▸ WHAT YOU HAVE TO DO
Any pictures in the records below should be skipped; write out everything else exactly.

Begin RECORD SET

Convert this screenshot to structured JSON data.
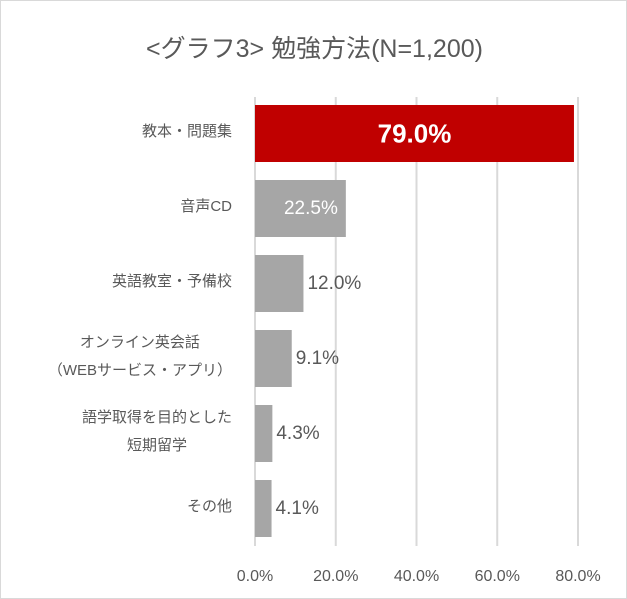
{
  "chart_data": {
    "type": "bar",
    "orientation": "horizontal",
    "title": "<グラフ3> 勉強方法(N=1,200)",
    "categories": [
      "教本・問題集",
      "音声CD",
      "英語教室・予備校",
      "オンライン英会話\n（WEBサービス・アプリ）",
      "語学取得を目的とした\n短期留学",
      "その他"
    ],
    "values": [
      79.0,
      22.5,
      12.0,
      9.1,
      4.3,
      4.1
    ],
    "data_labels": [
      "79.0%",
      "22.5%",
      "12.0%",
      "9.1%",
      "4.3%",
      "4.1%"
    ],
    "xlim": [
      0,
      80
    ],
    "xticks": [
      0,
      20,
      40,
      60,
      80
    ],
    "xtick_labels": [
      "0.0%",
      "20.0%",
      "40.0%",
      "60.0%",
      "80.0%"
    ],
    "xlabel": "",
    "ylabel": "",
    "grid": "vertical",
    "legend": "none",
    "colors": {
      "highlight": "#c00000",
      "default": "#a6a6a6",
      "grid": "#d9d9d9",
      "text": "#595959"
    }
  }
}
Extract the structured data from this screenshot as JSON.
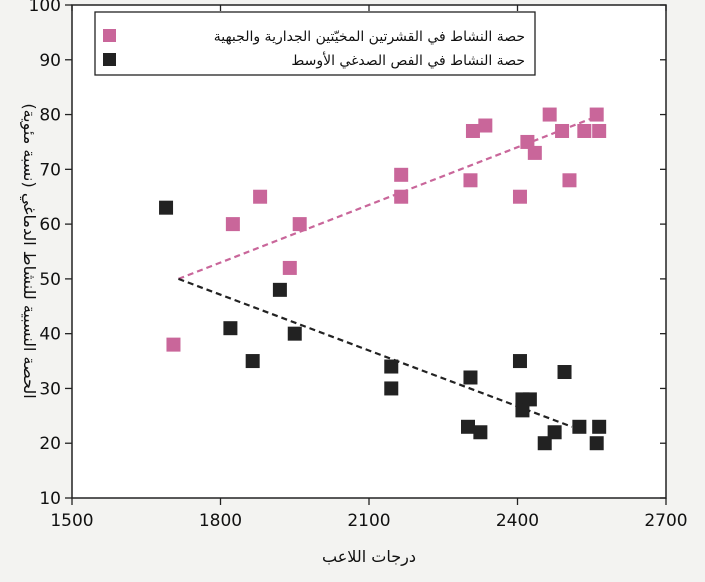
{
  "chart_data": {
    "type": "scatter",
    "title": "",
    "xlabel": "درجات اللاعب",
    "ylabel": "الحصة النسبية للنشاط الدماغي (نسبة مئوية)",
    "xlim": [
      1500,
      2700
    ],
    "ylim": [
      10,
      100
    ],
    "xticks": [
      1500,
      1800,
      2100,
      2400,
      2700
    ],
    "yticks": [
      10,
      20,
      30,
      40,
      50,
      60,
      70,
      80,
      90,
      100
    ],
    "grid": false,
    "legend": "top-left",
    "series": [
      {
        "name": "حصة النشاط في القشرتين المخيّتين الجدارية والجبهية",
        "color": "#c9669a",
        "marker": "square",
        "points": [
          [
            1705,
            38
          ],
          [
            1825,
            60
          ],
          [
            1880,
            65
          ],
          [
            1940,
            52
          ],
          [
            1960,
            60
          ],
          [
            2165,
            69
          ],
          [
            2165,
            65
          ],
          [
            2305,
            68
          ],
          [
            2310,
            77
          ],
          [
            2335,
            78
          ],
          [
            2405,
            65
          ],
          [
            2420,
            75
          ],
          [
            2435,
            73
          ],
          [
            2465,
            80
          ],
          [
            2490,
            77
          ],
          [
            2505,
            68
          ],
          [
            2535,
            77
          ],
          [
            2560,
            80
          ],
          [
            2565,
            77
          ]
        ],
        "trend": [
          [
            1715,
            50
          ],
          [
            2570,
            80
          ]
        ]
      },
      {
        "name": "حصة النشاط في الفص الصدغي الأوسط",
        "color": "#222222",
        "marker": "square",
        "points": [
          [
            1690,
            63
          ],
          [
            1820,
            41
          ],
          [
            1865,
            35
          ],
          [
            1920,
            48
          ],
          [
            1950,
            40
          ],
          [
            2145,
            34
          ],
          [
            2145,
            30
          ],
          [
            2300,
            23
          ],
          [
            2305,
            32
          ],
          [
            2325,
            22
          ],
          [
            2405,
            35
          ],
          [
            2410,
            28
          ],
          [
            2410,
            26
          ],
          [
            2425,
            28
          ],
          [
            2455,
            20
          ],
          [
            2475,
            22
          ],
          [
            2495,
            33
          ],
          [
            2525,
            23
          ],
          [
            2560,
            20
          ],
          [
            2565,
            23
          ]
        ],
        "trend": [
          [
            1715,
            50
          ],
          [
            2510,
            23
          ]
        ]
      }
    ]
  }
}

End RECORD SET

▸ WRITTEN RESPONSE
Convert this screenshot to structured JSON data.
{
  "chart_data": {
    "type": "bar",
    "orientation": "horizontal",
    "title": "<グラフ3> 勉強方法(N=1,200)",
    "categories": [
      "教本・問題集",
      "音声CD",
      "英語教室・予備校",
      "オンライン英会話\n（WEBサービス・アプリ）",
      "語学取得を目的とした\n短期留学",
      "その他"
    ],
    "values": [
      79.0,
      22.5,
      12.0,
      9.1,
      4.3,
      4.1
    ],
    "data_labels": [
      "79.0%",
      "22.5%",
      "12.0%",
      "9.1%",
      "4.3%",
      "4.1%"
    ],
    "xlim": [
      0,
      80
    ],
    "xticks": [
      0,
      20,
      40,
      60,
      80
    ],
    "xtick_labels": [
      "0.0%",
      "20.0%",
      "40.0%",
      "60.0%",
      "80.0%"
    ],
    "xlabel": "",
    "ylabel": "",
    "grid": "vertical",
    "legend": "none",
    "colors": {
      "highlight": "#c00000",
      "default": "#a6a6a6",
      "grid": "#d9d9d9",
      "text": "#595959"
    }
  }
}
Extract the structured data from this screenshot as JSON.
{
  "chart_data": {
    "type": "scatter",
    "title": "",
    "xlabel": "درجات اللاعب",
    "ylabel": "الحصة النسبية للنشاط الدماغي (نسبة مئوية)",
    "xlim": [
      1500,
      2700
    ],
    "ylim": [
      10,
      100
    ],
    "xticks": [
      1500,
      1800,
      2100,
      2400,
      2700
    ],
    "yticks": [
      10,
      20,
      30,
      40,
      50,
      60,
      70,
      80,
      90,
      100
    ],
    "grid": false,
    "legend": "top-left",
    "series": [
      {
        "name": "حصة النشاط في القشرتين المخيّتين الجدارية والجبهية",
        "color": "#c9669a",
        "marker": "square",
        "points": [
          [
            1705,
            38
          ],
          [
            1825,
            60
          ],
          [
            1880,
            65
          ],
          [
            1940,
            52
          ],
          [
            1960,
            60
          ],
          [
            2165,
            69
          ],
          [
            2165,
            65
          ],
          [
            2305,
            68
          ],
          [
            2310,
            77
          ],
          [
            2335,
            78
          ],
          [
            2405,
            65
          ],
          [
            2420,
            75
          ],
          [
            2435,
            73
          ],
          [
            2465,
            80
          ],
          [
            2490,
            77
          ],
          [
            2505,
            68
          ],
          [
            2535,
            77
          ],
          [
            2560,
            80
          ],
          [
            2565,
            77
          ]
        ],
        "trend": [
          [
            1715,
            50
          ],
          [
            2570,
            80
          ]
        ]
      },
      {
        "name": "حصة النشاط في الفص الصدغي الأوسط",
        "color": "#222222",
        "marker": "square",
        "points": [
          [
            1690,
            63
          ],
          [
            1820,
            41
          ],
          [
            1865,
            35
          ],
          [
            1920,
            48
          ],
          [
            1950,
            40
          ],
          [
            2145,
            34
          ],
          [
            2145,
            30
          ],
          [
            2300,
            23
          ],
          [
            2305,
            32
          ],
          [
            2325,
            22
          ],
          [
            2405,
            35
          ],
          [
            2410,
            28
          ],
          [
            2410,
            26
          ],
          [
            2425,
            28
          ],
          [
            2455,
            20
          ],
          [
            2475,
            22
          ],
          [
            2495,
            33
          ],
          [
            2525,
            23
          ],
          [
            2560,
            20
          ],
          [
            2565,
            23
          ]
        ],
        "trend": [
          [
            1715,
            50
          ],
          [
            2510,
            23
          ]
        ]
      }
    ]
  }
}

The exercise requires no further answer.